Short problem: Write out every entry exactly as given, but omit the pictures.

Record extracts:
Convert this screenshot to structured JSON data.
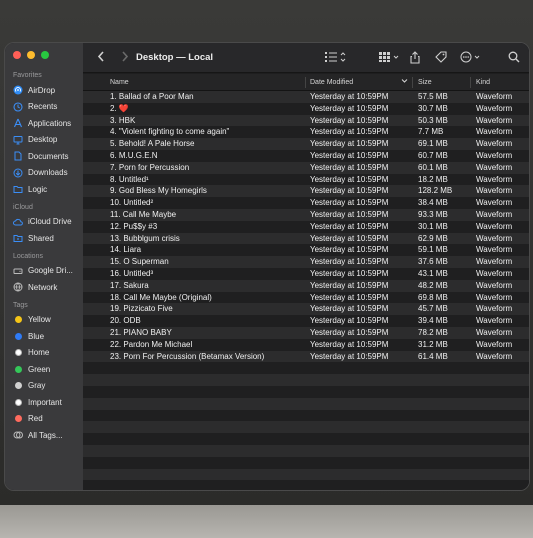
{
  "window": {
    "title": "Desktop — Local"
  },
  "sidebar": {
    "sections": [
      {
        "title": "Favorites",
        "items": [
          {
            "label": "AirDrop",
            "icon": "airdrop-icon"
          },
          {
            "label": "Recents",
            "icon": "clock-icon"
          },
          {
            "label": "Applications",
            "icon": "applications-icon"
          },
          {
            "label": "Desktop",
            "icon": "desktop-icon"
          },
          {
            "label": "Documents",
            "icon": "document-icon"
          },
          {
            "label": "Downloads",
            "icon": "download-icon"
          },
          {
            "label": "Logic",
            "icon": "folder-icon"
          }
        ]
      },
      {
        "title": "iCloud",
        "items": [
          {
            "label": "iCloud Drive",
            "icon": "cloud-icon"
          },
          {
            "label": "Shared",
            "icon": "shared-folder-icon"
          }
        ]
      },
      {
        "title": "Locations",
        "items": [
          {
            "label": "Google Dri...",
            "icon": "drive-icon"
          },
          {
            "label": "Network",
            "icon": "globe-icon"
          }
        ]
      },
      {
        "title": "Tags",
        "items": [
          {
            "label": "Yellow",
            "color": "#f5c518"
          },
          {
            "label": "Blue",
            "color": "#2f7bf6"
          },
          {
            "label": "Home",
            "color": "#ffffff"
          },
          {
            "label": "Green",
            "color": "#34c759"
          },
          {
            "label": "Gray",
            "color": "#d0d0d0"
          },
          {
            "label": "Important",
            "color": "#ffffff"
          },
          {
            "label": "Red",
            "color": "#ff6b5e"
          },
          {
            "label": "All Tags...",
            "icon": "all-tags-icon"
          }
        ]
      }
    ]
  },
  "columns": {
    "name": "Name",
    "date": "Date Modified",
    "size": "Size",
    "kind": "Kind"
  },
  "files": [
    {
      "name": "1. Ballad of a Poor Man",
      "date": "Yesterday at 10:59PM",
      "size": "57.5 MB",
      "kind": "Waveform"
    },
    {
      "name": "2. ❤️",
      "date": "Yesterday at 10:59PM",
      "size": "30.7 MB",
      "kind": "Waveform"
    },
    {
      "name": "3. HBK",
      "date": "Yesterday at 10:59PM",
      "size": "50.3 MB",
      "kind": "Waveform"
    },
    {
      "name": "4. \"Violent fighting to come again\"",
      "date": "Yesterday at 10:59PM",
      "size": "7.7 MB",
      "kind": "Waveform"
    },
    {
      "name": "5. Behold! A Pale Horse",
      "date": "Yesterday at 10:59PM",
      "size": "69.1 MB",
      "kind": "Waveform"
    },
    {
      "name": "6. M.U.G.E.N",
      "date": "Yesterday at 10:59PM",
      "size": "60.7 MB",
      "kind": "Waveform"
    },
    {
      "name": "7. Porn for Percussion",
      "date": "Yesterday at 10:59PM",
      "size": "60.1 MB",
      "kind": "Waveform"
    },
    {
      "name": "8. Untitled¹",
      "date": "Yesterday at 10:59PM",
      "size": "18.2 MB",
      "kind": "Waveform"
    },
    {
      "name": "9. God Bless My Homegirls",
      "date": "Yesterday at 10:59PM",
      "size": "128.2 MB",
      "kind": "Waveform"
    },
    {
      "name": "10. Untitled²",
      "date": "Yesterday at 10:59PM",
      "size": "38.4 MB",
      "kind": "Waveform"
    },
    {
      "name": "11. Call Me Maybe",
      "date": "Yesterday at 10:59PM",
      "size": "93.3 MB",
      "kind": "Waveform"
    },
    {
      "name": "12. Pu$$y #3",
      "date": "Yesterday at 10:59PM",
      "size": "30.1 MB",
      "kind": "Waveform"
    },
    {
      "name": "13. Bubblgum crisis",
      "date": "Yesterday at 10:59PM",
      "size": "62.9 MB",
      "kind": "Waveform"
    },
    {
      "name": "14. Liara",
      "date": "Yesterday at 10:59PM",
      "size": "59.1 MB",
      "kind": "Waveform"
    },
    {
      "name": "15. O Superman",
      "date": "Yesterday at 10:59PM",
      "size": "37.6 MB",
      "kind": "Waveform"
    },
    {
      "name": "16. Untitled³",
      "date": "Yesterday at 10:59PM",
      "size": "43.1 MB",
      "kind": "Waveform"
    },
    {
      "name": "17. Sakura",
      "date": "Yesterday at 10:59PM",
      "size": "48.2 MB",
      "kind": "Waveform"
    },
    {
      "name": "18. Call Me Maybe (Original)",
      "date": "Yesterday at 10:59PM",
      "size": "69.8 MB",
      "kind": "Waveform"
    },
    {
      "name": "19. Pizzicato Five",
      "date": "Yesterday at 10:59PM",
      "size": "45.7 MB",
      "kind": "Waveform"
    },
    {
      "name": "20. ODB",
      "date": "Yesterday at 10:59PM",
      "size": "39.4 MB",
      "kind": "Waveform"
    },
    {
      "name": "21. PIANO BABY",
      "date": "Yesterday at 10:59PM",
      "size": "78.2 MB",
      "kind": "Waveform"
    },
    {
      "name": "22. Pardon Me Michael",
      "date": "Yesterday at 10:59PM",
      "size": "31.2 MB",
      "kind": "Waveform"
    },
    {
      "name": "23. Porn For Percussion (Betamax Version)",
      "date": "Yesterday at 10:59PM",
      "size": "61.4 MB",
      "kind": "Waveform"
    }
  ]
}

Solution to the exercise:
Convert this screenshot to structured JSON data.
{
  "window": {
    "title": "Desktop — Local"
  },
  "sidebar": {
    "sections": [
      {
        "title": "Favorites",
        "items": [
          {
            "label": "AirDrop",
            "icon": "airdrop-icon"
          },
          {
            "label": "Recents",
            "icon": "clock-icon"
          },
          {
            "label": "Applications",
            "icon": "applications-icon"
          },
          {
            "label": "Desktop",
            "icon": "desktop-icon"
          },
          {
            "label": "Documents",
            "icon": "document-icon"
          },
          {
            "label": "Downloads",
            "icon": "download-icon"
          },
          {
            "label": "Logic",
            "icon": "folder-icon"
          }
        ]
      },
      {
        "title": "iCloud",
        "items": [
          {
            "label": "iCloud Drive",
            "icon": "cloud-icon"
          },
          {
            "label": "Shared",
            "icon": "shared-folder-icon"
          }
        ]
      },
      {
        "title": "Locations",
        "items": [
          {
            "label": "Google Dri...",
            "icon": "drive-icon"
          },
          {
            "label": "Network",
            "icon": "globe-icon"
          }
        ]
      },
      {
        "title": "Tags",
        "items": [
          {
            "label": "Yellow",
            "color": "#f5c518"
          },
          {
            "label": "Blue",
            "color": "#2f7bf6"
          },
          {
            "label": "Home",
            "color": "#ffffff"
          },
          {
            "label": "Green",
            "color": "#34c759"
          },
          {
            "label": "Gray",
            "color": "#d0d0d0"
          },
          {
            "label": "Important",
            "color": "#ffffff"
          },
          {
            "label": "Red",
            "color": "#ff6b5e"
          },
          {
            "label": "All Tags...",
            "icon": "all-tags-icon"
          }
        ]
      }
    ]
  },
  "columns": {
    "name": "Name",
    "date": "Date Modified",
    "size": "Size",
    "kind": "Kind"
  },
  "files": [
    {
      "name": "1. Ballad of a Poor Man",
      "date": "Yesterday at 10:59PM",
      "size": "57.5 MB",
      "kind": "Waveform"
    },
    {
      "name": "2. ❤️",
      "date": "Yesterday at 10:59PM",
      "size": "30.7 MB",
      "kind": "Waveform"
    },
    {
      "name": "3. HBK",
      "date": "Yesterday at 10:59PM",
      "size": "50.3 MB",
      "kind": "Waveform"
    },
    {
      "name": "4. \"Violent fighting to come again\"",
      "date": "Yesterday at 10:59PM",
      "size": "7.7 MB",
      "kind": "Waveform"
    },
    {
      "name": "5. Behold! A Pale Horse",
      "date": "Yesterday at 10:59PM",
      "size": "69.1 MB",
      "kind": "Waveform"
    },
    {
      "name": "6. M.U.G.E.N",
      "date": "Yesterday at 10:59PM",
      "size": "60.7 MB",
      "kind": "Waveform"
    },
    {
      "name": "7. Porn for Percussion",
      "date": "Yesterday at 10:59PM",
      "size": "60.1 MB",
      "kind": "Waveform"
    },
    {
      "name": "8. Untitled¹",
      "date": "Yesterday at 10:59PM",
      "size": "18.2 MB",
      "kind": "Waveform"
    },
    {
      "name": "9. God Bless My Homegirls",
      "date": "Yesterday at 10:59PM",
      "size": "128.2 MB",
      "kind": "Waveform"
    },
    {
      "name": "10. Untitled²",
      "date": "Yesterday at 10:59PM",
      "size": "38.4 MB",
      "kind": "Waveform"
    },
    {
      "name": "11. Call Me Maybe",
      "date": "Yesterday at 10:59PM",
      "size": "93.3 MB",
      "kind": "Waveform"
    },
    {
      "name": "12. Pu$$y #3",
      "date": "Yesterday at 10:59PM",
      "size": "30.1 MB",
      "kind": "Waveform"
    },
    {
      "name": "13. Bubblgum crisis",
      "date": "Yesterday at 10:59PM",
      "size": "62.9 MB",
      "kind": "Waveform"
    },
    {
      "name": "14. Liara",
      "date": "Yesterday at 10:59PM",
      "size": "59.1 MB",
      "kind": "Waveform"
    },
    {
      "name": "15. O Superman",
      "date": "Yesterday at 10:59PM",
      "size": "37.6 MB",
      "kind": "Waveform"
    },
    {
      "name": "16. Untitled³",
      "date": "Yesterday at 10:59PM",
      "size": "43.1 MB",
      "kind": "Waveform"
    },
    {
      "name": "17. Sakura",
      "date": "Yesterday at 10:59PM",
      "size": "48.2 MB",
      "kind": "Waveform"
    },
    {
      "name": "18. Call Me Maybe (Original)",
      "date": "Yesterday at 10:59PM",
      "size": "69.8 MB",
      "kind": "Waveform"
    },
    {
      "name": "19. Pizzicato Five",
      "date": "Yesterday at 10:59PM",
      "size": "45.7 MB",
      "kind": "Waveform"
    },
    {
      "name": "20. ODB",
      "date": "Yesterday at 10:59PM",
      "size": "39.4 MB",
      "kind": "Waveform"
    },
    {
      "name": "21. PIANO BABY",
      "date": "Yesterday at 10:59PM",
      "size": "78.2 MB",
      "kind": "Waveform"
    },
    {
      "name": "22. Pardon Me Michael",
      "date": "Yesterday at 10:59PM",
      "size": "31.2 MB",
      "kind": "Waveform"
    },
    {
      "name": "23. Porn For Percussion (Betamax Version)",
      "date": "Yesterday at 10:59PM",
      "size": "61.4 MB",
      "kind": "Waveform"
    }
  ]
}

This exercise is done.